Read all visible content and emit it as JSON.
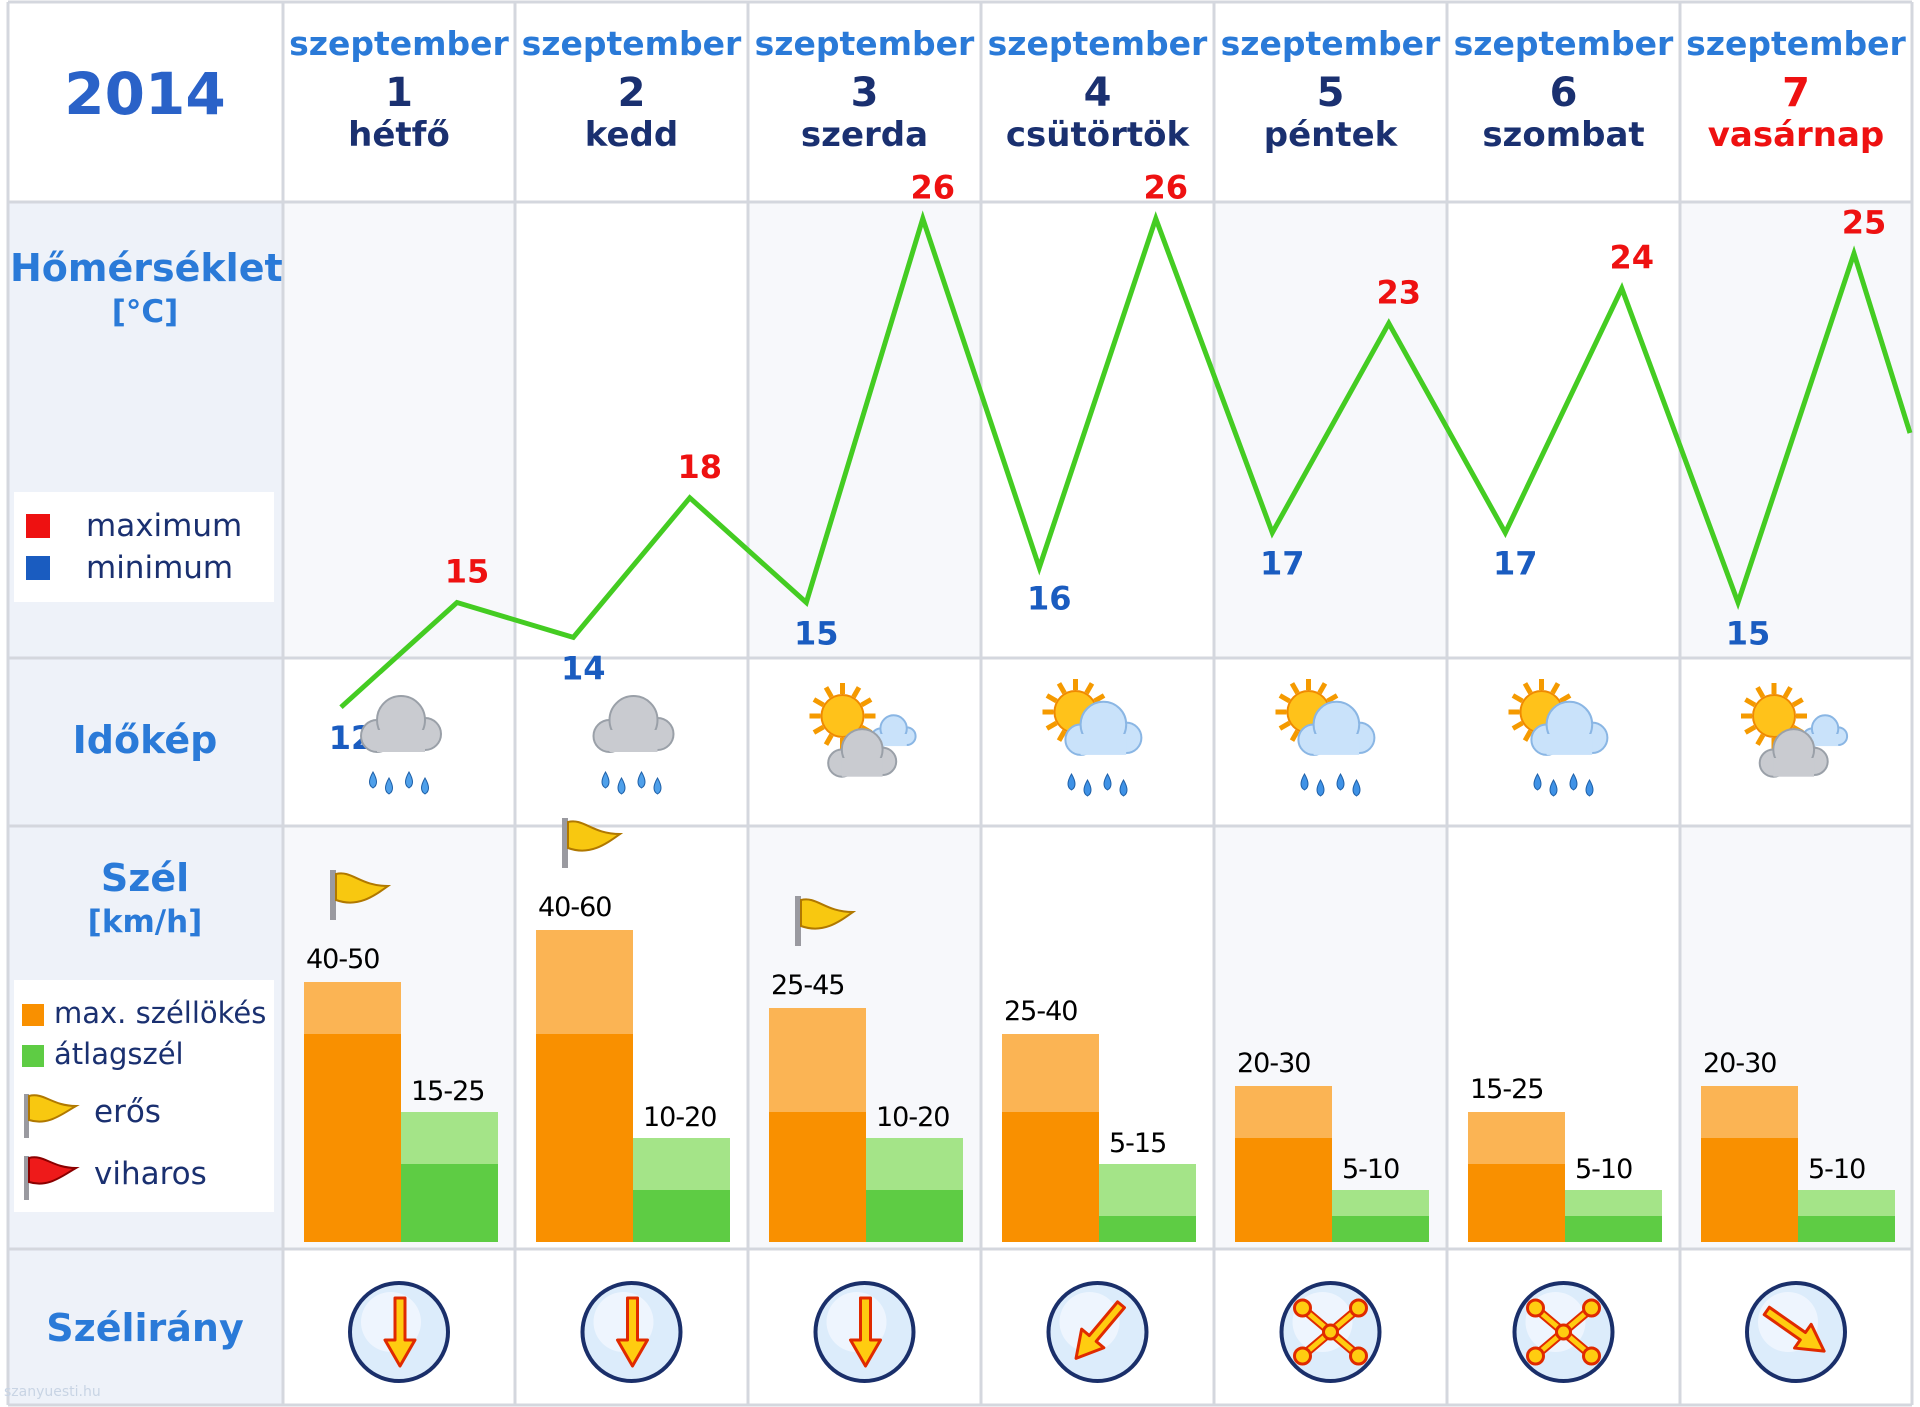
{
  "header": {
    "year": "2014",
    "days": [
      {
        "month": "szeptember",
        "day": "1",
        "weekday": "hétfő"
      },
      {
        "month": "szeptember",
        "day": "2",
        "weekday": "kedd"
      },
      {
        "month": "szeptember",
        "day": "3",
        "weekday": "szerda"
      },
      {
        "month": "szeptember",
        "day": "4",
        "weekday": "csütörtök"
      },
      {
        "month": "szeptember",
        "day": "5",
        "weekday": "péntek"
      },
      {
        "month": "szeptember",
        "day": "6",
        "weekday": "szombat"
      },
      {
        "month": "szeptember",
        "day": "7",
        "weekday": "vasárnap"
      }
    ]
  },
  "rows": {
    "temperature": {
      "label": "Hőmérséklet",
      "unit": "[°C]"
    },
    "weather": {
      "label": "Időkép"
    },
    "wind": {
      "label": "Szél",
      "unit": "[km/h]"
    },
    "direction": {
      "label": "Szélirány"
    }
  },
  "legend": {
    "maximum": "maximum",
    "minimum": "minimum",
    "gust": "max. széllökés",
    "average": "átlagszél",
    "strong": "erős",
    "stormy": "viharos"
  },
  "weather_icons": [
    "rain-cloud-icon",
    "rain-cloud-icon",
    "partly-cloudy-icon",
    "sun-rain-cloud-icon",
    "sun-rain-cloud-icon",
    "sun-rain-cloud-icon",
    "partly-cloudy-icon"
  ],
  "direction_icons": [
    "arrow-south-icon",
    "arrow-south-icon",
    "arrow-south-icon",
    "arrow-southwest-icon",
    "variable-wind-icon",
    "variable-wind-icon",
    "arrow-southeast-icon"
  ],
  "colors": {
    "max": "#ee1111",
    "min": "#1a5cc0",
    "line": "#44cc22",
    "gust": "#f99000",
    "gust_light": "#fbb454",
    "avg": "#5ecc44",
    "avg_light": "#a4e488",
    "label_blue": "#2a7ad8",
    "panel": "#eef2f9",
    "cell_alt": "#f7f8fb",
    "grid": "#d4d7de"
  },
  "watermark": "szanyuesti.hu",
  "chart_data": [
    {
      "type": "line",
      "x": [
        "szeptember 1",
        "szeptember 2",
        "szeptember 3",
        "szeptember 4",
        "szeptember 5",
        "szeptember 6",
        "szeptember 7"
      ],
      "series": [
        {
          "name": "maximum",
          "values": [
            15,
            18,
            26,
            26,
            23,
            24,
            25
          ]
        },
        {
          "name": "minimum",
          "values": [
            12,
            14,
            15,
            16,
            17,
            17,
            15
          ]
        }
      ],
      "ylabel": "Hőmérséklet [°C]"
    },
    {
      "type": "bar",
      "categories": [
        "szeptember 1",
        "szeptember 2",
        "szeptember 3",
        "szeptember 4",
        "szeptember 5",
        "szeptember 6",
        "szeptember 7"
      ],
      "series": [
        {
          "name": "max. széllökés",
          "ranges": [
            [
              40,
              50
            ],
            [
              40,
              60
            ],
            [
              25,
              45
            ],
            [
              25,
              40
            ],
            [
              20,
              30
            ],
            [
              15,
              25
            ],
            [
              20,
              30
            ]
          ],
          "labels": [
            "40-50",
            "40-60",
            "25-45",
            "25-40",
            "20-30",
            "15-25",
            "20-30"
          ]
        },
        {
          "name": "átlagszél",
          "ranges": [
            [
              15,
              25
            ],
            [
              10,
              20
            ],
            [
              10,
              20
            ],
            [
              5,
              15
            ],
            [
              5,
              10
            ],
            [
              5,
              10
            ],
            [
              5,
              10
            ]
          ],
          "labels": [
            "15-25",
            "10-20",
            "10-20",
            "5-15",
            "5-10",
            "5-10",
            "5-10"
          ]
        }
      ],
      "flags": [
        "erős",
        "erős",
        "erős",
        null,
        null,
        null,
        null
      ],
      "ylabel": "Szél [km/h]"
    }
  ]
}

Exercise task
Copy each line exactly, and leave the pictures out of your copy.

Solved exercise
Read all visible content and emit it as JSON.
{
  "header": {
    "year": "2014",
    "days": [
      {
        "month": "szeptember",
        "day": "1",
        "weekday": "hétfő"
      },
      {
        "month": "szeptember",
        "day": "2",
        "weekday": "kedd"
      },
      {
        "month": "szeptember",
        "day": "3",
        "weekday": "szerda"
      },
      {
        "month": "szeptember",
        "day": "4",
        "weekday": "csütörtök"
      },
      {
        "month": "szeptember",
        "day": "5",
        "weekday": "péntek"
      },
      {
        "month": "szeptember",
        "day": "6",
        "weekday": "szombat"
      },
      {
        "month": "szeptember",
        "day": "7",
        "weekday": "vasárnap"
      }
    ]
  },
  "rows": {
    "temperature": {
      "label": "Hőmérséklet",
      "unit": "[°C]"
    },
    "weather": {
      "label": "Időkép"
    },
    "wind": {
      "label": "Szél",
      "unit": "[km/h]"
    },
    "direction": {
      "label": "Szélirány"
    }
  },
  "legend": {
    "maximum": "maximum",
    "minimum": "minimum",
    "gust": "max. széllökés",
    "average": "átlagszél",
    "strong": "erős",
    "stormy": "viharos"
  },
  "weather_icons": [
    "rain-cloud-icon",
    "rain-cloud-icon",
    "partly-cloudy-icon",
    "sun-rain-cloud-icon",
    "sun-rain-cloud-icon",
    "sun-rain-cloud-icon",
    "partly-cloudy-icon"
  ],
  "direction_icons": [
    "arrow-south-icon",
    "arrow-south-icon",
    "arrow-south-icon",
    "arrow-southwest-icon",
    "variable-wind-icon",
    "variable-wind-icon",
    "arrow-southeast-icon"
  ],
  "colors": {
    "max": "#ee1111",
    "min": "#1a5cc0",
    "line": "#44cc22",
    "gust": "#f99000",
    "gust_light": "#fbb454",
    "avg": "#5ecc44",
    "avg_light": "#a4e488",
    "label_blue": "#2a7ad8",
    "panel": "#eef2f9",
    "cell_alt": "#f7f8fb",
    "grid": "#d4d7de"
  },
  "watermark": "szanyuesti.hu",
  "chart_data": [
    {
      "type": "line",
      "x": [
        "szeptember 1",
        "szeptember 2",
        "szeptember 3",
        "szeptember 4",
        "szeptember 5",
        "szeptember 6",
        "szeptember 7"
      ],
      "series": [
        {
          "name": "maximum",
          "values": [
            15,
            18,
            26,
            26,
            23,
            24,
            25
          ]
        },
        {
          "name": "minimum",
          "values": [
            12,
            14,
            15,
            16,
            17,
            17,
            15
          ]
        }
      ],
      "ylabel": "Hőmérséklet [°C]"
    },
    {
      "type": "bar",
      "categories": [
        "szeptember 1",
        "szeptember 2",
        "szeptember 3",
        "szeptember 4",
        "szeptember 5",
        "szeptember 6",
        "szeptember 7"
      ],
      "series": [
        {
          "name": "max. széllökés",
          "ranges": [
            [
              40,
              50
            ],
            [
              40,
              60
            ],
            [
              25,
              45
            ],
            [
              25,
              40
            ],
            [
              20,
              30
            ],
            [
              15,
              25
            ],
            [
              20,
              30
            ]
          ],
          "labels": [
            "40-50",
            "40-60",
            "25-45",
            "25-40",
            "20-30",
            "15-25",
            "20-30"
          ]
        },
        {
          "name": "átlagszél",
          "ranges": [
            [
              15,
              25
            ],
            [
              10,
              20
            ],
            [
              10,
              20
            ],
            [
              5,
              15
            ],
            [
              5,
              10
            ],
            [
              5,
              10
            ],
            [
              5,
              10
            ]
          ],
          "labels": [
            "15-25",
            "10-20",
            "10-20",
            "5-15",
            "5-10",
            "5-10",
            "5-10"
          ]
        }
      ],
      "flags": [
        "erős",
        "erős",
        "erős",
        null,
        null,
        null,
        null
      ],
      "ylabel": "Szél [km/h]"
    }
  ]
}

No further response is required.